▸ **SET EXERCISE**
Output every entry exactly as written, but omit the pictures.

▸ **EXTRACTED INFORMATION**
────────────────────
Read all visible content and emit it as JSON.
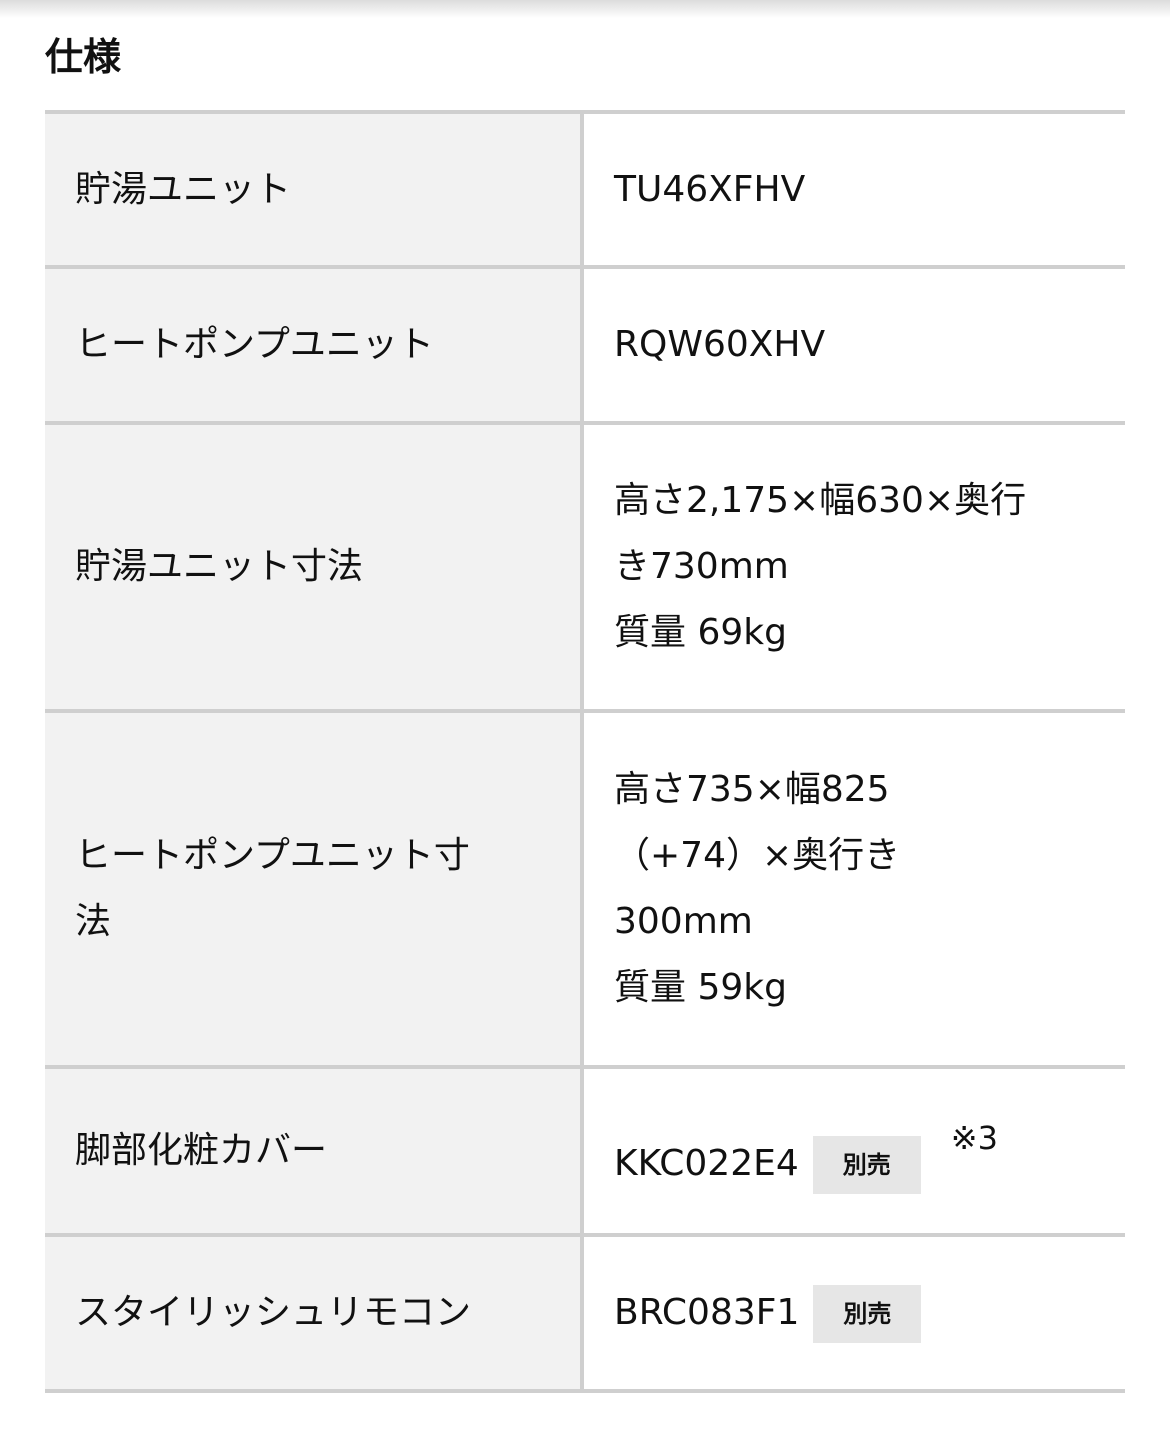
{
  "section": {
    "title": "仕様"
  },
  "colors": {
    "header_bg": "#f2f2f2",
    "border": "#cfcfcf",
    "badge_bg": "#e6e6e6"
  },
  "rows": [
    {
      "label": "貯湯ユニット",
      "value_lines": [
        "TU46XFHV"
      ]
    },
    {
      "label": "ヒートポンプユニット",
      "value_lines": [
        "RQW60XHV"
      ]
    },
    {
      "label": "貯湯ユニット寸法",
      "value_lines": [
        "高さ2,175×幅630×奥行",
        "き730mm",
        "質量 69kg"
      ]
    },
    {
      "label_lines": [
        "ヒートポンプユニット寸",
        "法"
      ],
      "value_lines": [
        "高さ735×幅825",
        "（+74）×奥行き",
        "300mm",
        "質量 59kg"
      ]
    },
    {
      "label": "脚部化粧カバー",
      "value": "KKC022E4",
      "badge": "別売",
      "note": "※3"
    },
    {
      "label": "スタイリッシュリモコン",
      "value": "BRC083F1",
      "badge": "別売"
    }
  ]
}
────────────────────
▸ **RESPONSE**
Read all visible content and emit it as JSON.
{
  "section": {
    "title": "仕様"
  },
  "colors": {
    "header_bg": "#f2f2f2",
    "border": "#cfcfcf",
    "badge_bg": "#e6e6e6"
  },
  "rows": [
    {
      "label": "貯湯ユニット",
      "value_lines": [
        "TU46XFHV"
      ]
    },
    {
      "label": "ヒートポンプユニット",
      "value_lines": [
        "RQW60XHV"
      ]
    },
    {
      "label": "貯湯ユニット寸法",
      "value_lines": [
        "高さ2,175×幅630×奥行",
        "き730mm",
        "質量 69kg"
      ]
    },
    {
      "label_lines": [
        "ヒートポンプユニット寸",
        "法"
      ],
      "value_lines": [
        "高さ735×幅825",
        "（+74）×奥行き",
        "300mm",
        "質量 59kg"
      ]
    },
    {
      "label": "脚部化粧カバー",
      "value": "KKC022E4",
      "badge": "別売",
      "note": "※3"
    },
    {
      "label": "スタイリッシュリモコン",
      "value": "BRC083F1",
      "badge": "別売"
    }
  ]
}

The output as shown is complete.